## What to do:
Reproduce all of the following items word for word, in the same order.

## Data for the task:
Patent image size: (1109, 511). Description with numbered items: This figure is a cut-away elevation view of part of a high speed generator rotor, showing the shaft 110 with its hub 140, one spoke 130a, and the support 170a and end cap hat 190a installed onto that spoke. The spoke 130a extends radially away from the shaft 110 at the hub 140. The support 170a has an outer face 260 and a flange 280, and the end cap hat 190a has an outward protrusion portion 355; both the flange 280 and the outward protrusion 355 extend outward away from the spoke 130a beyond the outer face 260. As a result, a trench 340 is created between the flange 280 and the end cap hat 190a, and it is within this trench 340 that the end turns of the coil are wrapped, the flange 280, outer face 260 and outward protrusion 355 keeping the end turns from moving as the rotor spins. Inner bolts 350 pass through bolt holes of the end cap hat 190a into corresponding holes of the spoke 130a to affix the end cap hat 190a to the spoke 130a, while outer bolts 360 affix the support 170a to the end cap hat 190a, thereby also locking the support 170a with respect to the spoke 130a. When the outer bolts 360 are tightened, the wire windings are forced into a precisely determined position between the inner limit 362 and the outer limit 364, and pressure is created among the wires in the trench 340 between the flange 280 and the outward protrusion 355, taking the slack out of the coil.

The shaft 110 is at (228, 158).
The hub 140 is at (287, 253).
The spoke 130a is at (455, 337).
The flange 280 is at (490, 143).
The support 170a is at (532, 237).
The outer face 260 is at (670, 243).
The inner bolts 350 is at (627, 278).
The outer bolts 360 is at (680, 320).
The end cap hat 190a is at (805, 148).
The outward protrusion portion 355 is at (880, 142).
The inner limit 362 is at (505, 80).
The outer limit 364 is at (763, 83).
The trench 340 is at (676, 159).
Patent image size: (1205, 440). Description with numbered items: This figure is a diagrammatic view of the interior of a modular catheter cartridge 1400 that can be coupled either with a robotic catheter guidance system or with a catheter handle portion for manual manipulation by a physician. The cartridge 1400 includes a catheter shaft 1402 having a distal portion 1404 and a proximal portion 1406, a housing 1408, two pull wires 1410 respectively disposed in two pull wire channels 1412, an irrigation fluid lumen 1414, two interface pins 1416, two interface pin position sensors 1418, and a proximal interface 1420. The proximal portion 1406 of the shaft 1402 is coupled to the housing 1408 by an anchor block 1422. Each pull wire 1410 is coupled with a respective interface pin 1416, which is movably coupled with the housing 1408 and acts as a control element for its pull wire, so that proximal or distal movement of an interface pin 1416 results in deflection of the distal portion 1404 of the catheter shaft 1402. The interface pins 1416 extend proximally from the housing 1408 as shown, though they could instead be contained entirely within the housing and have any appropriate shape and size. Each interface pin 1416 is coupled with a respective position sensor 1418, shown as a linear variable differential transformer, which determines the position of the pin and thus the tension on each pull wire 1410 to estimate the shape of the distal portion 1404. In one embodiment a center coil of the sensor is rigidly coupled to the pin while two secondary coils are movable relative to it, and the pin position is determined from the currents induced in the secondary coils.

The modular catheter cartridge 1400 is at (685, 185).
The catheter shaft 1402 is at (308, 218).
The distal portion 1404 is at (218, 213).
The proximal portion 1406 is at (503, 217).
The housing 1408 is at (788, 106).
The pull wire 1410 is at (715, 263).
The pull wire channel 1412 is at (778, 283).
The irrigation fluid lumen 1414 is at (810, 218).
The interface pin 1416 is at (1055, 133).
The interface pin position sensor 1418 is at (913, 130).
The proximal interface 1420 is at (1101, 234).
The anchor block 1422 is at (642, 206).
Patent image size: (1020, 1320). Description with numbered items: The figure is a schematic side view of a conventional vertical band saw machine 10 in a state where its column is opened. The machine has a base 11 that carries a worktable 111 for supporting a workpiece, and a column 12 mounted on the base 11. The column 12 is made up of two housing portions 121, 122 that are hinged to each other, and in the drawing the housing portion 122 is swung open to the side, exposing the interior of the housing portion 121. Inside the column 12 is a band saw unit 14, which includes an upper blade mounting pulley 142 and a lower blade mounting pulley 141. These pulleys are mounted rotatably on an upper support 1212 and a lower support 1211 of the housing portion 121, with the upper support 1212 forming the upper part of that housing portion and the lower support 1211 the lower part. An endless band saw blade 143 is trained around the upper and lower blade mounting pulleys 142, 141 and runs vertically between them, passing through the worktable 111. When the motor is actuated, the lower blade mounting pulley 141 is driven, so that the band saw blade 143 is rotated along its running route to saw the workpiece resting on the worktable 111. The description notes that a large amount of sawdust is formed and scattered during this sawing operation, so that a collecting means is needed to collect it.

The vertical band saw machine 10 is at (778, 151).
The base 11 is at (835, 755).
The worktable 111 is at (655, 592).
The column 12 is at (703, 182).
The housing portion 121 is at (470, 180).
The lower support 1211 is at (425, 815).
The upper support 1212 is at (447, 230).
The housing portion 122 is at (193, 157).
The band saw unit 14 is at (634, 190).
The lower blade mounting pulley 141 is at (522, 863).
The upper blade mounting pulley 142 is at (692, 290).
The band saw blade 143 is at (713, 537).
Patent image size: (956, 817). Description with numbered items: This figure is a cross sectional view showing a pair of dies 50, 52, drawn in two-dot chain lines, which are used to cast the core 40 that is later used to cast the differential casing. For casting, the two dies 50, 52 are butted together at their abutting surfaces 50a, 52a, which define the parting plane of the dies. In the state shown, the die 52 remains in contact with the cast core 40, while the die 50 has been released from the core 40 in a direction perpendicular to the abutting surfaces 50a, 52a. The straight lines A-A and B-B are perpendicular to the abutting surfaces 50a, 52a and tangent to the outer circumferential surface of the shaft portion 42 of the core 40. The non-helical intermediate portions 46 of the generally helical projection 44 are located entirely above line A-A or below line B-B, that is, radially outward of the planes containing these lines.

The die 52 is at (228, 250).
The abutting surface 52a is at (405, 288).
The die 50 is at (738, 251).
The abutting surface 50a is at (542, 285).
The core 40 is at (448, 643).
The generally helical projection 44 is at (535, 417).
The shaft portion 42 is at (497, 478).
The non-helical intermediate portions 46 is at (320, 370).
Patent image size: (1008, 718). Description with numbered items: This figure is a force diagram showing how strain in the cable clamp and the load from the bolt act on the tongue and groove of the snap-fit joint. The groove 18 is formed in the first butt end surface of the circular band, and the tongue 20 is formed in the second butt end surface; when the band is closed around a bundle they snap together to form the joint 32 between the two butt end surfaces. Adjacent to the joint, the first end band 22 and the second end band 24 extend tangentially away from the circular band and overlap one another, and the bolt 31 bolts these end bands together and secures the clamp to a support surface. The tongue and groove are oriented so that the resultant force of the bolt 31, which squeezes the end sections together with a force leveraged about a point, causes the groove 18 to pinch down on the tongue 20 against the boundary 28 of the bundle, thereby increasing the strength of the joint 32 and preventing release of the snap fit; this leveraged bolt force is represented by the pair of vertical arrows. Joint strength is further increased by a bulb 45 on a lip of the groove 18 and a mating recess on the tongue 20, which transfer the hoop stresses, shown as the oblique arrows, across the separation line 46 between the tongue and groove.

## Task response:
Patent image size: (1109, 511). Description with numbered items: This figure is a cut-away elevation view of part of a high speed generator rotor, showing the shaft 110 with its hub 140, one spoke 130a, and the support 170a and end cap hat 190a installed onto that spoke. The spoke 130a extends radially away from the shaft 110 at the hub 140. The support 170a has an outer face 260 and a flange 280, and the end cap hat 190a has an outward protrusion portion 355; both the flange 280 and the outward protrusion 355 extend outward away from the spoke 130a beyond the outer face 260. As a result, a trench 340 is created between the flange 280 and the end cap hat 190a, and it is within this trench 340 that the end turns of the coil are wrapped, the flange 280, outer face 260 and outward protrusion 355 keeping the end turns from moving as the rotor spins. Inner bolts 350 pass through bolt holes of the end cap hat 190a into corresponding holes of the spoke 130a to affix the end cap hat 190a to the spoke 130a, while outer bolts 360 affix the support 170a to the end cap hat 190a, thereby also locking the support 170a with respect to the spoke 130a. When the outer bolts 360 are tightened, the wire windings are forced into a precisely determined position between the inner limit 362 and the outer limit 364, and pressure is created among the wires in the trench 340 between the flange 280 and the outward protrusion 355, taking the slack out of the coil.

The shaft 110 is at (228, 158).
The hub 140 is at (287, 253).
The spoke 130a is at (455, 337).
The flange 280 is at (490, 143).
The support 170a is at (532, 237).
The outer face 260 is at (670, 243).
The inner bolts 350 is at (627, 278).
The outer bolts 360 is at (680, 320).
The end cap hat 190a is at (805, 148).
The outward protrusion portion 355 is at (880, 142).
The inner limit 362 is at (505, 80).
The outer limit 364 is at (763, 83).
The trench 340 is at (676, 159).
Patent image size: (1205, 440). Description with numbered items: This figure is a diagrammatic view of the interior of a modular catheter cartridge 1400 that can be coupled either with a robotic catheter guidance system or with a catheter handle portion for manual manipulation by a physician. The cartridge 1400 includes a catheter shaft 1402 having a distal portion 1404 and a proximal portion 1406, a housing 1408, two pull wires 1410 respectively disposed in two pull wire channels 1412, an irrigation fluid lumen 1414, two interface pins 1416, two interface pin position sensors 1418, and a proximal interface 1420. The proximal portion 1406 of the shaft 1402 is coupled to the housing 1408 by an anchor block 1422. Each pull wire 1410 is coupled with a respective interface pin 1416, which is movably coupled with the housing 1408 and acts as a control element for its pull wire, so that proximal or distal movement of an interface pin 1416 results in deflection of the distal portion 1404 of the catheter shaft 1402. The interface pins 1416 extend proximally from the housing 1408 as shown, though they could instead be contained entirely within the housing and have any appropriate shape and size. Each interface pin 1416 is coupled with a respective position sensor 1418, shown as a linear variable differential transformer, which determines the position of the pin and thus the tension on each pull wire 1410 to estimate the shape of the distal portion 1404. In one embodiment a center coil of the sensor is rigidly coupled to the pin while two secondary coils are movable relative to it, and the pin position is determined from the currents induced in the secondary coils.

The modular catheter cartridge 1400 is at (685, 185).
The catheter shaft 1402 is at (308, 218).
The distal portion 1404 is at (218, 213).
The proximal portion 1406 is at (503, 217).
The housing 1408 is at (788, 106).
The pull wire 1410 is at (715, 263).
The pull wire channel 1412 is at (778, 283).
The irrigation fluid lumen 1414 is at (810, 218).
The interface pin 1416 is at (1055, 133).
The interface pin position sensor 1418 is at (913, 130).
The proximal interface 1420 is at (1101, 234).
The anchor block 1422 is at (642, 206).
Patent image size: (1020, 1320). Description with numbered items: The figure is a schematic side view of a conventional vertical band saw machine 10 in a state where its column is opened. The machine has a base 11 that carries a worktable 111 for supporting a workpiece, and a column 12 mounted on the base 11. The column 12 is made up of two housing portions 121, 122 that are hinged to each other, and in the drawing the housing portion 122 is swung open to the side, exposing the interior of the housing portion 121. Inside the column 12 is a band saw unit 14, which includes an upper blade mounting pulley 142 and a lower blade mounting pulley 141. These pulleys are mounted rotatably on an upper support 1212 and a lower support 1211 of the housing portion 121, with the upper support 1212 forming the upper part of that housing portion and the lower support 1211 the lower part. An endless band saw blade 143 is trained around the upper and lower blade mounting pulleys 142, 141 and runs vertically between them, passing through the worktable 111. When the motor is actuated, the lower blade mounting pulley 141 is driven, so that the band saw blade 143 is rotated along its running route to saw the workpiece resting on the worktable 111. The description notes that a large amount of sawdust is formed and scattered during this sawing operation, so that a collecting means is needed to collect it.

The vertical band saw machine 10 is at (778, 151).
The base 11 is at (835, 755).
The worktable 111 is at (655, 592).
The column 12 is at (703, 182).
The housing portion 121 is at (470, 180).
The lower support 1211 is at (425, 815).
The upper support 1212 is at (447, 230).
The housing portion 122 is at (193, 157).
The band saw unit 14 is at (634, 190).
The lower blade mounting pulley 141 is at (522, 863).
The upper blade mounting pulley 142 is at (692, 290).
The band saw blade 143 is at (713, 537).
Patent image size: (956, 817). Description with numbered items: This figure is a cross sectional view showing a pair of dies 50, 52, drawn in two-dot chain lines, which are used to cast the core 40 that is later used to cast the differential casing. For casting, the two dies 50, 52 are butted together at their abutting surfaces 50a, 52a, which define the parting plane of the dies. In the state shown, the die 52 remains in contact with the cast core 40, while the die 50 has been released from the core 40 in a direction perpendicular to the abutting surfaces 50a, 52a. The straight lines A-A and B-B are perpendicular to the abutting surfaces 50a, 52a and tangent to the outer circumferential surface of the shaft portion 42 of the core 40. The non-helical intermediate portions 46 of the generally helical projection 44 are located entirely above line A-A or below line B-B, that is, radially outward of the planes containing these lines.

The die 52 is at (228, 250).
The abutting surface 52a is at (405, 288).
The die 50 is at (738, 251).
The abutting surface 50a is at (542, 285).
The core 40 is at (448, 643).
The generally helical projection 44 is at (535, 417).
The shaft portion 42 is at (497, 478).
The non-helical intermediate portions 46 is at (320, 370).
Patent image size: (1008, 718). Description with numbered items: This figure is a force diagram showing how strain in the cable clamp and the load from the bolt act on the tongue and groove of the snap-fit joint. The groove 18 is formed in the first butt end surface of the circular band, and the tongue 20 is formed in the second butt end surface; when the band is closed around a bundle they snap together to form the joint 32 between the two butt end surfaces. Adjacent to the joint, the first end band 22 and the second end band 24 extend tangentially away from the circular band and overlap one another, and the bolt 31 bolts these end bands together and secures the clamp to a support surface. The tongue and groove are oriented so that the resultant force of the bolt 31, which squeezes the end sections together with a force leveraged about a point, causes the groove 18 to pinch down on the tongue 20 against the boundary 28 of the bundle, thereby increasing the strength of the joint 32 and preventing release of the snap fit; this leveraged bolt force is represented by the pair of vertical arrows. Joint strength is further increased by a bulb 45 on a lip of the groove 18 and a mating recess on the tongue 20, which transfer the hoop stresses, shown as the oblique arrows, across the separation line 46 between the tongue and groove.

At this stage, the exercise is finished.